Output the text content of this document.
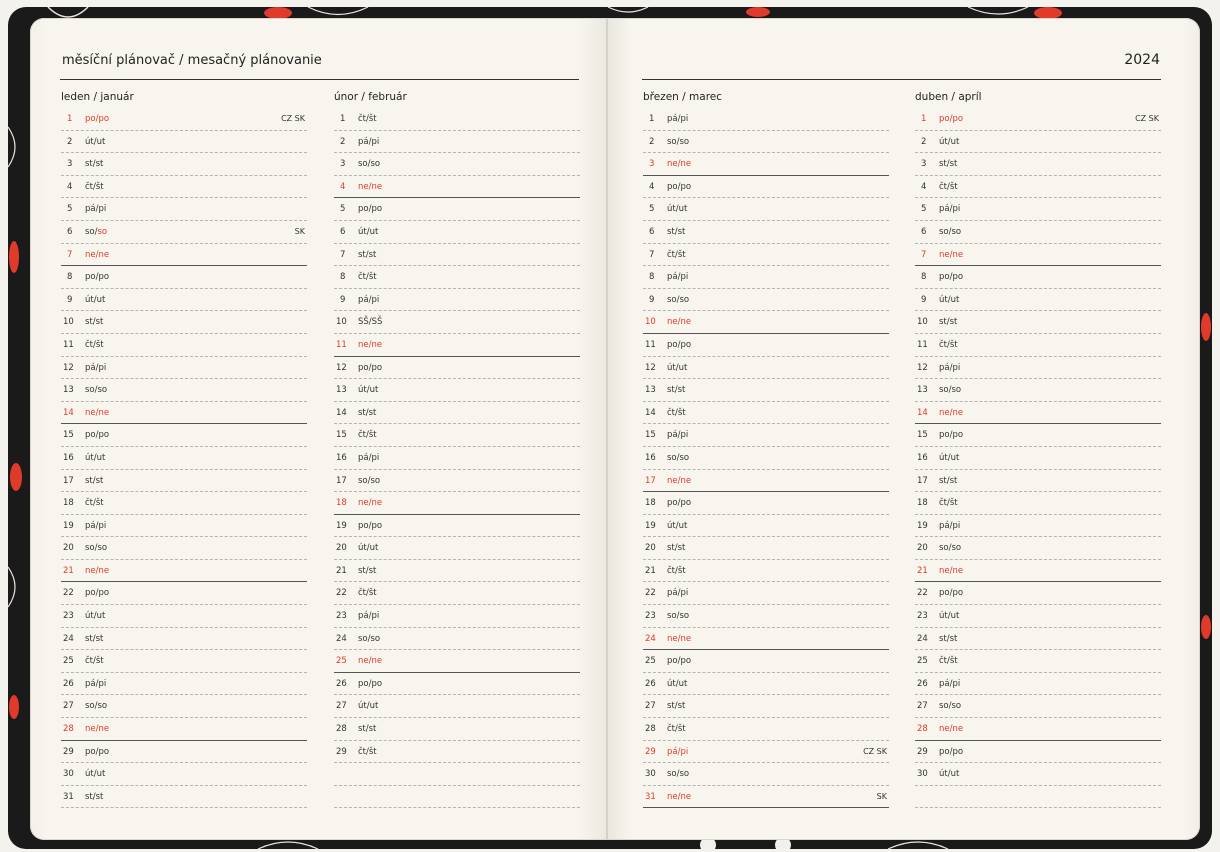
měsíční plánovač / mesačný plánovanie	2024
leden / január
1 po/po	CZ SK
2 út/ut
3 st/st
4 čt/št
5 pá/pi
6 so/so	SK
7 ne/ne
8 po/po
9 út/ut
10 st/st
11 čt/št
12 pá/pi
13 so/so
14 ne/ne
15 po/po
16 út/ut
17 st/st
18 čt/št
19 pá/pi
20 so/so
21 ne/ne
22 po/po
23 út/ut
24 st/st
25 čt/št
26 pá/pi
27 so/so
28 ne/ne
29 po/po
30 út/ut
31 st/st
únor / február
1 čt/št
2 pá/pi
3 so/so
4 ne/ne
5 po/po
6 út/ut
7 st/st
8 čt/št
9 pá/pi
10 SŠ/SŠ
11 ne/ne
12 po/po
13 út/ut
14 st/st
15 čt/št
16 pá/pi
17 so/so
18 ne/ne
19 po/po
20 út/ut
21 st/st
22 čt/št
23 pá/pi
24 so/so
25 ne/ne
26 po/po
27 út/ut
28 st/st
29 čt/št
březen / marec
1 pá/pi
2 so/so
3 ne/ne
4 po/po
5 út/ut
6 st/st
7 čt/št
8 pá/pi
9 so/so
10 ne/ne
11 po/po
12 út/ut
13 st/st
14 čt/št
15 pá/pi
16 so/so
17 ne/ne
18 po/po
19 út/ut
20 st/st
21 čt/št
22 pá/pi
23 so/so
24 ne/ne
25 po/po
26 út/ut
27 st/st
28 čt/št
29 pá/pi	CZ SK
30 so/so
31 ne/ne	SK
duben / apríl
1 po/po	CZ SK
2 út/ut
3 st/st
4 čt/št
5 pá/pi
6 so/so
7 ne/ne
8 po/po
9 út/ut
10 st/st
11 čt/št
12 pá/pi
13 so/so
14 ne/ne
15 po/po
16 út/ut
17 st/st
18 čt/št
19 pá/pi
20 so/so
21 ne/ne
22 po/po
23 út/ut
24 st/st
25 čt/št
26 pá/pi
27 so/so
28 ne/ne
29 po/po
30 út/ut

+ + + + + + +

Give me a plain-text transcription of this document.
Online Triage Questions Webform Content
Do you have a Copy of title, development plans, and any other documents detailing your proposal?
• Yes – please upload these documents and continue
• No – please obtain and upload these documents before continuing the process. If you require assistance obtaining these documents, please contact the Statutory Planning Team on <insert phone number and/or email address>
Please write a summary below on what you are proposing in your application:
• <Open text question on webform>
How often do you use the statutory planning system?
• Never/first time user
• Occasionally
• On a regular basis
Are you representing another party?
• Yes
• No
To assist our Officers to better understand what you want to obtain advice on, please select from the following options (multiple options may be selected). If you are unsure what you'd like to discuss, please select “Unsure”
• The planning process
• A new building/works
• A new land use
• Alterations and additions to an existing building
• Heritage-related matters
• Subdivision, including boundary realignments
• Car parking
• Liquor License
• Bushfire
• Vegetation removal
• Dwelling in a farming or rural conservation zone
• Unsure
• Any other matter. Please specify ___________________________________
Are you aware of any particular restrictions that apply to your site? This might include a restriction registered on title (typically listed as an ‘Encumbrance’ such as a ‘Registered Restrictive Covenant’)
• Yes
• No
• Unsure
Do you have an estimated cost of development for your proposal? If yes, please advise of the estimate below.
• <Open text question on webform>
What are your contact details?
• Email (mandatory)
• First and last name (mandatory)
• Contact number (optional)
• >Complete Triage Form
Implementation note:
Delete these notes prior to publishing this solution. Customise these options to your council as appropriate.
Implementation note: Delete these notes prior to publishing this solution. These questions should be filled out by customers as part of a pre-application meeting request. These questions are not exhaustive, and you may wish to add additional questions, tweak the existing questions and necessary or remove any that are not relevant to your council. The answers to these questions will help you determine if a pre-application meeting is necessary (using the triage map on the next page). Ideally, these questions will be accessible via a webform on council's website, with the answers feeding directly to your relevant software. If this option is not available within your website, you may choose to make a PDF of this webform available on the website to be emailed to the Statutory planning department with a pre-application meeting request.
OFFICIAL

+ + + + + + +

Where a line above holds the string "process", show that line.

• No – please obtain and upload these documents before continuing the process. If you require assistance obtaining these documents, please contact the Statutory Planning Team on <insert phone number and/or email address>
• The planning process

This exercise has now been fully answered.